◆ Information supplied ◆

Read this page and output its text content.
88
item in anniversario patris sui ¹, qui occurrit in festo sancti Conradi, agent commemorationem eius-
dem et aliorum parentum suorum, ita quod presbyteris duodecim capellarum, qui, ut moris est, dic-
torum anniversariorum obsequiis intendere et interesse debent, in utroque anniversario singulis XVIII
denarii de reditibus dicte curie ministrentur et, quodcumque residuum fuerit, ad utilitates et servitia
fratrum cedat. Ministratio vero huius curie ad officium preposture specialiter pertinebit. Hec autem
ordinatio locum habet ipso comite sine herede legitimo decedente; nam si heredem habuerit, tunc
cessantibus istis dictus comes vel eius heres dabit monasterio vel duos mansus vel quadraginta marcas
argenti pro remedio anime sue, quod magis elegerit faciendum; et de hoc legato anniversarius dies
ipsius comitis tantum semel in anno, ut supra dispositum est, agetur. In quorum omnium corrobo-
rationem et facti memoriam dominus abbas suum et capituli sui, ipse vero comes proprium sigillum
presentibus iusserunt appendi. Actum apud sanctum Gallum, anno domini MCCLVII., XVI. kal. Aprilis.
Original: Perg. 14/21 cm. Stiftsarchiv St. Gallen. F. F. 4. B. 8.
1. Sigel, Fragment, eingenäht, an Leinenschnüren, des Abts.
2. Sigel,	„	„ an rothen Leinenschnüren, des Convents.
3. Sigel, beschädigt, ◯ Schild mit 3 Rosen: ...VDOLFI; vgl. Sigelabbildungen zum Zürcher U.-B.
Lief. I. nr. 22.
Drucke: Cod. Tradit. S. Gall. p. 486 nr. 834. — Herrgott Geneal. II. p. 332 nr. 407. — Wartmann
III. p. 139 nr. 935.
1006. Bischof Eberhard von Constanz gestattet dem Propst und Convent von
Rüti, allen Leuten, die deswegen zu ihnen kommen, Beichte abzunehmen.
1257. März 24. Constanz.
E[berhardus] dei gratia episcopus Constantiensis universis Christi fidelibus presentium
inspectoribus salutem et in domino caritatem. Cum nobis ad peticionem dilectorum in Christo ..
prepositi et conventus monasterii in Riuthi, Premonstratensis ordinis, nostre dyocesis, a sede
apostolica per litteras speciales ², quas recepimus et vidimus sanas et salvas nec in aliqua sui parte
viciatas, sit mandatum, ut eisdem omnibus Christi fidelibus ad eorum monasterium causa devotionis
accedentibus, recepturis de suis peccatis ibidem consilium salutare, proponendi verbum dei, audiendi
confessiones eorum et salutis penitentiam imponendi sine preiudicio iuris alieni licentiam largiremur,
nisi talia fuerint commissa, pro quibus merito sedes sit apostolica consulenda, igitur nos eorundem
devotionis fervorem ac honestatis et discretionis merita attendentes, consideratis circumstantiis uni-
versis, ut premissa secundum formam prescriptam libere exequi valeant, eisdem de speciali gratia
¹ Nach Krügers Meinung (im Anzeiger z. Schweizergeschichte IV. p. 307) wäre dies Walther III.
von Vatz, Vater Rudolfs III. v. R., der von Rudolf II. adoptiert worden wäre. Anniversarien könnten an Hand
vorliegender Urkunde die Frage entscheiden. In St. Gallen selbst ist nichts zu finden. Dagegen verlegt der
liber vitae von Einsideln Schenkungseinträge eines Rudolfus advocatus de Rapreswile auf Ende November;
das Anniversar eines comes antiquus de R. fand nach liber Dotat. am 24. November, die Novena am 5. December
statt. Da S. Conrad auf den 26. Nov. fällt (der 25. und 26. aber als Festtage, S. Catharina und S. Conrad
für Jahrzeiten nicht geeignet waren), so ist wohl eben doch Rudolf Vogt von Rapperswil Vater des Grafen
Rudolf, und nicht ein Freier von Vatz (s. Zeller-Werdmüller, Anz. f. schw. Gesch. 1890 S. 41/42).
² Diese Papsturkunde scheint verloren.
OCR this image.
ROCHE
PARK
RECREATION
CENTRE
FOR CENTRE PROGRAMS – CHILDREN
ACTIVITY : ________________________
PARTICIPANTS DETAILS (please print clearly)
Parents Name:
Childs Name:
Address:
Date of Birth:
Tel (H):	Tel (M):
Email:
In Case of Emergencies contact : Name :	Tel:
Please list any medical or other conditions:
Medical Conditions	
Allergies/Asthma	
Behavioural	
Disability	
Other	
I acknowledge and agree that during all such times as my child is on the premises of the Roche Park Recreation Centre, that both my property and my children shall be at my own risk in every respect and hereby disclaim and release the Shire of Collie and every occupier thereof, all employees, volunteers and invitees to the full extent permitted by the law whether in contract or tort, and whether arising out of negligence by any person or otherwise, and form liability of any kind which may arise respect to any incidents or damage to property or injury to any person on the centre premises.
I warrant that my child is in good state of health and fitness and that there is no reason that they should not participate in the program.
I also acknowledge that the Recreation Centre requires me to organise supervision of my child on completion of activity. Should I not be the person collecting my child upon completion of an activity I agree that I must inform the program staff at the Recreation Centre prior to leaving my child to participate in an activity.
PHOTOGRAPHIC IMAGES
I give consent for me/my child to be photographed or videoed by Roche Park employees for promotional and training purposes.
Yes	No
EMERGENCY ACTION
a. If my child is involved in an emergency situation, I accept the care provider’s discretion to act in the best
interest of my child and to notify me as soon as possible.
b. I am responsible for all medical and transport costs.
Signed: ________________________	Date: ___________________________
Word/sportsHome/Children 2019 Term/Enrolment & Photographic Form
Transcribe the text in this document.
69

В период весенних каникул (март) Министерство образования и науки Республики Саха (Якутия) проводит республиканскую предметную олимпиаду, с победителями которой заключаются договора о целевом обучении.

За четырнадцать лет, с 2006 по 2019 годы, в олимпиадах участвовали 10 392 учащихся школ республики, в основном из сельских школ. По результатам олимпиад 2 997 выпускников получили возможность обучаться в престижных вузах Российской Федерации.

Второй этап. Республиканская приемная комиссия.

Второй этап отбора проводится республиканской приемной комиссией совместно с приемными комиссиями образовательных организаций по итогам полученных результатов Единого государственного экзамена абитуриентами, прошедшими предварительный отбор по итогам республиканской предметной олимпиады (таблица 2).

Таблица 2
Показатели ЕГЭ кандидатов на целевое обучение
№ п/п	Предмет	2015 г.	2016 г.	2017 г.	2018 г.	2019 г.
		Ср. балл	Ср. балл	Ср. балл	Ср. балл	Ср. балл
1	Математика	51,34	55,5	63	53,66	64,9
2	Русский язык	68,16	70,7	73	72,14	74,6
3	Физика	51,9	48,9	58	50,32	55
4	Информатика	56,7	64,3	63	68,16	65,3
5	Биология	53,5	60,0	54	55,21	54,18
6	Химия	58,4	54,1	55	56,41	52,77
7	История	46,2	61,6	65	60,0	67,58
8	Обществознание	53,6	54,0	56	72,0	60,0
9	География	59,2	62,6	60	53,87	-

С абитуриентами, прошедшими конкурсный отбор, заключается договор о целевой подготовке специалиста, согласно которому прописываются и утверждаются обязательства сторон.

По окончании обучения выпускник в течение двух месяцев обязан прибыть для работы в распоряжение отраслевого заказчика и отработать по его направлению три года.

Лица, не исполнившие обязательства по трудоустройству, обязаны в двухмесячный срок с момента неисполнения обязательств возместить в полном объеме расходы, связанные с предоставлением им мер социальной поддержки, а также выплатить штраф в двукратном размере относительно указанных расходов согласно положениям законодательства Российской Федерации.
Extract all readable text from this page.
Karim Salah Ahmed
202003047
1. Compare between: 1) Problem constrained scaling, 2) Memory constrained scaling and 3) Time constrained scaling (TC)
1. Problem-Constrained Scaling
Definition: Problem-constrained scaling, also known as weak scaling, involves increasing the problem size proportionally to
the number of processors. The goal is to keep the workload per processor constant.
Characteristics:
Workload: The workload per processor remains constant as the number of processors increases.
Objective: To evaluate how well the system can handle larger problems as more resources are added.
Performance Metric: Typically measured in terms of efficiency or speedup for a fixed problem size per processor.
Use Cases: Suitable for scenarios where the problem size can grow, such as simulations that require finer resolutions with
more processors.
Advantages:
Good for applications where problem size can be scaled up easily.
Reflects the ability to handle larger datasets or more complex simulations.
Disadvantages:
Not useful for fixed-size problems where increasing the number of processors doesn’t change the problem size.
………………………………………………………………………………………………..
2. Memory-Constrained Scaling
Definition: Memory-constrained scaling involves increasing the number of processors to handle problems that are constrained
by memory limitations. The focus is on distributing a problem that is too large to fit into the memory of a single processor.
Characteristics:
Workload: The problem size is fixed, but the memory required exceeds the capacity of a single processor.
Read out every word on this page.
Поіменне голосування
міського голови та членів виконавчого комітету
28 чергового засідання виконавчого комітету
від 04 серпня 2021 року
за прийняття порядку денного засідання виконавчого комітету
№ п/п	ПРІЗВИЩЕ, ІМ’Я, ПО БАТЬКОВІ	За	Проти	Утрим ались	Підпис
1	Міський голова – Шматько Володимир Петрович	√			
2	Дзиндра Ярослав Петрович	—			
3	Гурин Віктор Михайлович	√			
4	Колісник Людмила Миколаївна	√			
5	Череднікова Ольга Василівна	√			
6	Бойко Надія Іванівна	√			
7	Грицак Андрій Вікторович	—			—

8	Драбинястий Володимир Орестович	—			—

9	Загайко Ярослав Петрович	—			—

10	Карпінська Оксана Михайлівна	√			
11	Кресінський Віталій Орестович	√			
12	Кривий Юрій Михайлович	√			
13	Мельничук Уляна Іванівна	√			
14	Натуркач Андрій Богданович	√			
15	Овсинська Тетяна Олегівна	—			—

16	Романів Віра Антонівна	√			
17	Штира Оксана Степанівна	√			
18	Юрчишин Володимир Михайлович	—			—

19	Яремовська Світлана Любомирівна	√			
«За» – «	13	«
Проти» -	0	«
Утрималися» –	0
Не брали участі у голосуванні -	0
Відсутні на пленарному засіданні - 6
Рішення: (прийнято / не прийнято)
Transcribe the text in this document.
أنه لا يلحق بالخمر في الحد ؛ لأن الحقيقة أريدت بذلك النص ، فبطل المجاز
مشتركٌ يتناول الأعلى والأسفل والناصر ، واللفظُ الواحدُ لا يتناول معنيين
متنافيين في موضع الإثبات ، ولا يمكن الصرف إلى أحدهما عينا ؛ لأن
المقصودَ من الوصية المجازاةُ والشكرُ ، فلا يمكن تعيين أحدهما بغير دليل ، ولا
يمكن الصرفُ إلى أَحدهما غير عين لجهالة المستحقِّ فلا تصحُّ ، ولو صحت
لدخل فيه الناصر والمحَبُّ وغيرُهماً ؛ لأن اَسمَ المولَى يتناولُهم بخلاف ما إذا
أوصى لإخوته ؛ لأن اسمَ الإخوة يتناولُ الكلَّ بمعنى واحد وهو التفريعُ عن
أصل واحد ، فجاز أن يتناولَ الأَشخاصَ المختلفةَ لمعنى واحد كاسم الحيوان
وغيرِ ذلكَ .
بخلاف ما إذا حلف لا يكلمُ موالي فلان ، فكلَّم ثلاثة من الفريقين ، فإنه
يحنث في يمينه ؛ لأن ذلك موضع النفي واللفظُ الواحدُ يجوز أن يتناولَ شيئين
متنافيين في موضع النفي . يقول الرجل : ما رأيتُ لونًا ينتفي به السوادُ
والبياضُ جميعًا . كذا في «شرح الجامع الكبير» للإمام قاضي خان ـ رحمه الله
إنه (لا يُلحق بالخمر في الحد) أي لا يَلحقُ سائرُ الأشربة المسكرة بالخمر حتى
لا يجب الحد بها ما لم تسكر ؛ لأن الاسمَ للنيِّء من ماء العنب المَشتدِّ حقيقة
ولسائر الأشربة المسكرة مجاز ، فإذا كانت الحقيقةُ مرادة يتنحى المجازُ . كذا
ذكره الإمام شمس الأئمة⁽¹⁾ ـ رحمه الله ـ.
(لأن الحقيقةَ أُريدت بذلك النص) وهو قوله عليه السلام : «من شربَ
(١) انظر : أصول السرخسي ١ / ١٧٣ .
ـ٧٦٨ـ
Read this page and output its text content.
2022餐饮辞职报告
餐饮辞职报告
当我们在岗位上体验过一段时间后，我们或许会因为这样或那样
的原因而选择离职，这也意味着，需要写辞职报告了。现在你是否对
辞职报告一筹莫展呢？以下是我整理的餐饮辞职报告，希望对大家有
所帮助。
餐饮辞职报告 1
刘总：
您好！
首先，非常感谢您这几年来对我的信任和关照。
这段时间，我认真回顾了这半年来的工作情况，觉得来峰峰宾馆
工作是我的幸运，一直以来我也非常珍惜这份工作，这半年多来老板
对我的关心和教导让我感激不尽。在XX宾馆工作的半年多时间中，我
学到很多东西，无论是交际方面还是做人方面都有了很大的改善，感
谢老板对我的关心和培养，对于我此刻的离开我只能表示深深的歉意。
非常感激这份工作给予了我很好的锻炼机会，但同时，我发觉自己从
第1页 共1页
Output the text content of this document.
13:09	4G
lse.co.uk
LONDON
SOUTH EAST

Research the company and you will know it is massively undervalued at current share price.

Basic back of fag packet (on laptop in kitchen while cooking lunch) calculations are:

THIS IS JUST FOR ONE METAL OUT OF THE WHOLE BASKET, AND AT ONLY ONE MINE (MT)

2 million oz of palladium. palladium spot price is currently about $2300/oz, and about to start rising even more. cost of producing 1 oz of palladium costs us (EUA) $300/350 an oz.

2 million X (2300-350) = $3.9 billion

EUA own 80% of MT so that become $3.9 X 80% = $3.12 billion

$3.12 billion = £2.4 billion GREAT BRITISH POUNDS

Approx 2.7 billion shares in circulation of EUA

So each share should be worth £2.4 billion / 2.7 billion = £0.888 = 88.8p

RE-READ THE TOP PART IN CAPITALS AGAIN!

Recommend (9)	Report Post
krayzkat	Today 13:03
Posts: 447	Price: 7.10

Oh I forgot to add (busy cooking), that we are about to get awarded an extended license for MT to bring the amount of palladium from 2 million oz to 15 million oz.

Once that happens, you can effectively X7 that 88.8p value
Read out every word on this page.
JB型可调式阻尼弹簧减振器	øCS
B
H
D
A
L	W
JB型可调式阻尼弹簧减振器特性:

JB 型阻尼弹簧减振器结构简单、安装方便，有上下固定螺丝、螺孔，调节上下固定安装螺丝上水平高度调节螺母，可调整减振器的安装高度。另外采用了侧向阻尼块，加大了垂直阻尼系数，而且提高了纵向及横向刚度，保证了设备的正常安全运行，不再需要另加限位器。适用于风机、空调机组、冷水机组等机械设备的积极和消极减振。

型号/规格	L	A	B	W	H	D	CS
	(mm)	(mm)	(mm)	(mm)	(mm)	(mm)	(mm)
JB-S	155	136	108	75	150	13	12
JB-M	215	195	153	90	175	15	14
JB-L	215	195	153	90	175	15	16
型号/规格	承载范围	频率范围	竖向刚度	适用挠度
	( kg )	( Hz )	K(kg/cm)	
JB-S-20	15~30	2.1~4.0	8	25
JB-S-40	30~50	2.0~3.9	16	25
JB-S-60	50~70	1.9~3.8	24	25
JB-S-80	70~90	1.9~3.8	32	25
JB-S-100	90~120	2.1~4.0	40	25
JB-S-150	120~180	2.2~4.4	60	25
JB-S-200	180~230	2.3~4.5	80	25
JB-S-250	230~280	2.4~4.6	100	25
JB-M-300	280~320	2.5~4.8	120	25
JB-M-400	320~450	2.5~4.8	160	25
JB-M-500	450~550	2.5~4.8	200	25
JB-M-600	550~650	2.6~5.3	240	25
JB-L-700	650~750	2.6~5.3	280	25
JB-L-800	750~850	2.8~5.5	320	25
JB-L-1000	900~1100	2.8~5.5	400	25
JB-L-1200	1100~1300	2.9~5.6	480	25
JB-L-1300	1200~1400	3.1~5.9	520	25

◆ Task to carry out ◆
Calculate how many lines of the material include the string "involves", and state that number by itself.

◆ The solution ◆
2